◆ **WHAT THIS TASK INVOLVES**:
Find each line with the string "media" and report it.

==== DATASET EXTRACT ====

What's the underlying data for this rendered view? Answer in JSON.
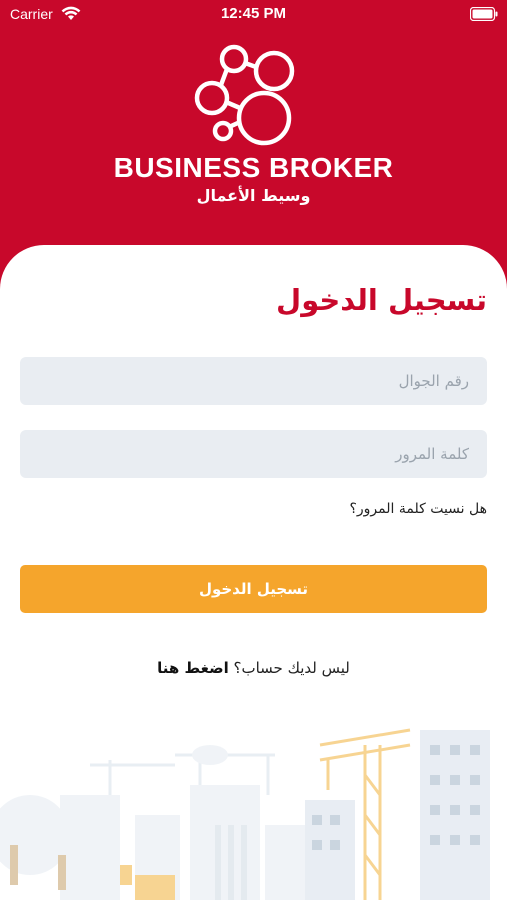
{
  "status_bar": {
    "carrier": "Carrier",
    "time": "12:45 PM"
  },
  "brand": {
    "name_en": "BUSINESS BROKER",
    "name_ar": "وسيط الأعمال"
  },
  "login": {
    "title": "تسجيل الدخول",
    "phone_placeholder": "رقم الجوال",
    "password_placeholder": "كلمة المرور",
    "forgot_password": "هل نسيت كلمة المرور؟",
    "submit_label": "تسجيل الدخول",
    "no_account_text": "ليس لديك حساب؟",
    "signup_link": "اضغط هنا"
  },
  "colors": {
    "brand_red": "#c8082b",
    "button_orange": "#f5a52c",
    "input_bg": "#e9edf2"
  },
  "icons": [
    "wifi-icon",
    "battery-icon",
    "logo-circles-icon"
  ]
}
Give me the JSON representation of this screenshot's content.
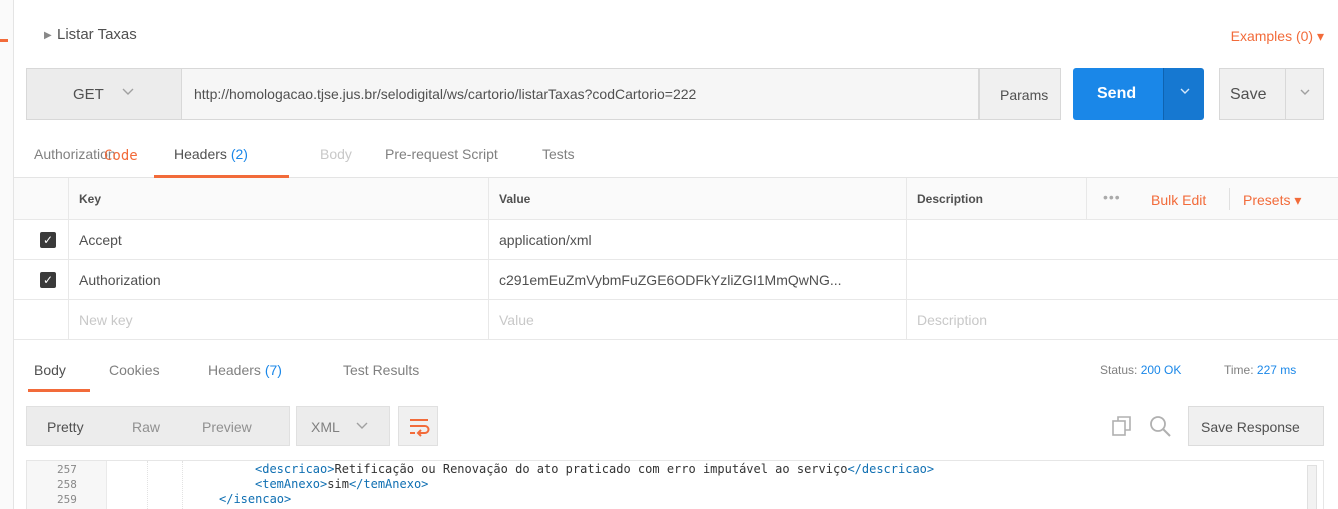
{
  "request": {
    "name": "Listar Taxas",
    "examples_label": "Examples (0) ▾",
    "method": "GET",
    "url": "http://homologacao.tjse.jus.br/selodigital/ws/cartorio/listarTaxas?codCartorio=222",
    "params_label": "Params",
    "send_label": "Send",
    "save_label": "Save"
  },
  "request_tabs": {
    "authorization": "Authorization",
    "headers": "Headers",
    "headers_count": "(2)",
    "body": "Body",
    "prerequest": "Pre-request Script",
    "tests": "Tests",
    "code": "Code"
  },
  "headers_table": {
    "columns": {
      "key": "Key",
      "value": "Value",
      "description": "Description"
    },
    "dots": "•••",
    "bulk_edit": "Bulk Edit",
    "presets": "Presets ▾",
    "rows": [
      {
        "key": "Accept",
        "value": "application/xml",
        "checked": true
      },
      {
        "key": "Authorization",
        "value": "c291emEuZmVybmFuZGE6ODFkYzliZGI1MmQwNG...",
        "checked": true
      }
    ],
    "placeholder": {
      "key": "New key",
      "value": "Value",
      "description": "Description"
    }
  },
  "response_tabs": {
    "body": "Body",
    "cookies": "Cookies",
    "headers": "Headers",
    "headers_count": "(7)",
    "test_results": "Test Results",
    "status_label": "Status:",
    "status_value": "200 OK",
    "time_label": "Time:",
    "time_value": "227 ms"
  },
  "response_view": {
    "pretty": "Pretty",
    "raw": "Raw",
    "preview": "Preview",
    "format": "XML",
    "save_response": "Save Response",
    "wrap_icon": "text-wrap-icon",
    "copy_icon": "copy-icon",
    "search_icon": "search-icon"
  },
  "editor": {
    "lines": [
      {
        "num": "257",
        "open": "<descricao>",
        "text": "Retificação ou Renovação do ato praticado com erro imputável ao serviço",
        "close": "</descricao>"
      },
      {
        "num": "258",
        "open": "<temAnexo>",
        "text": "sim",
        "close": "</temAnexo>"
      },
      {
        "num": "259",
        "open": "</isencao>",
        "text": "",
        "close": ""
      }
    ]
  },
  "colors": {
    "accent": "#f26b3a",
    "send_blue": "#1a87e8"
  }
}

====
==== DATASET EXTRACT ====

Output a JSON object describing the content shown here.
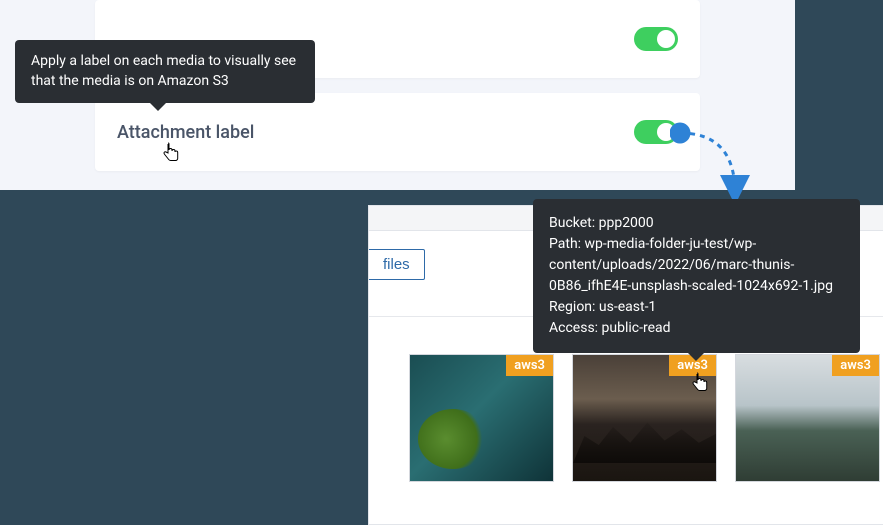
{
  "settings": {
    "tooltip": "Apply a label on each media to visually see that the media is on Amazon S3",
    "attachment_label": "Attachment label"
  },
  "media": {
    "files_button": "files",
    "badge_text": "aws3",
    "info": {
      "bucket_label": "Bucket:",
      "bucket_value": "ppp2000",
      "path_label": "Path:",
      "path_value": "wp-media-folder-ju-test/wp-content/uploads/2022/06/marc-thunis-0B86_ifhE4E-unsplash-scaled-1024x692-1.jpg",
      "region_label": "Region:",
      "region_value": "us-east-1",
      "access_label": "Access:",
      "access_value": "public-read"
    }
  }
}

====

◆ **ANSWER TO THIS EXERCISE**:
    "tooltip": "Apply a label on each media to visually see that the media is on Amazon S3",
  "media": {
      "path_value": "wp-media-folder-ju-test/wp-content/uploads/2022/06/marc-thunis-0B86_ifhE4E-unsplash-scaled-1024x692-1.jpg",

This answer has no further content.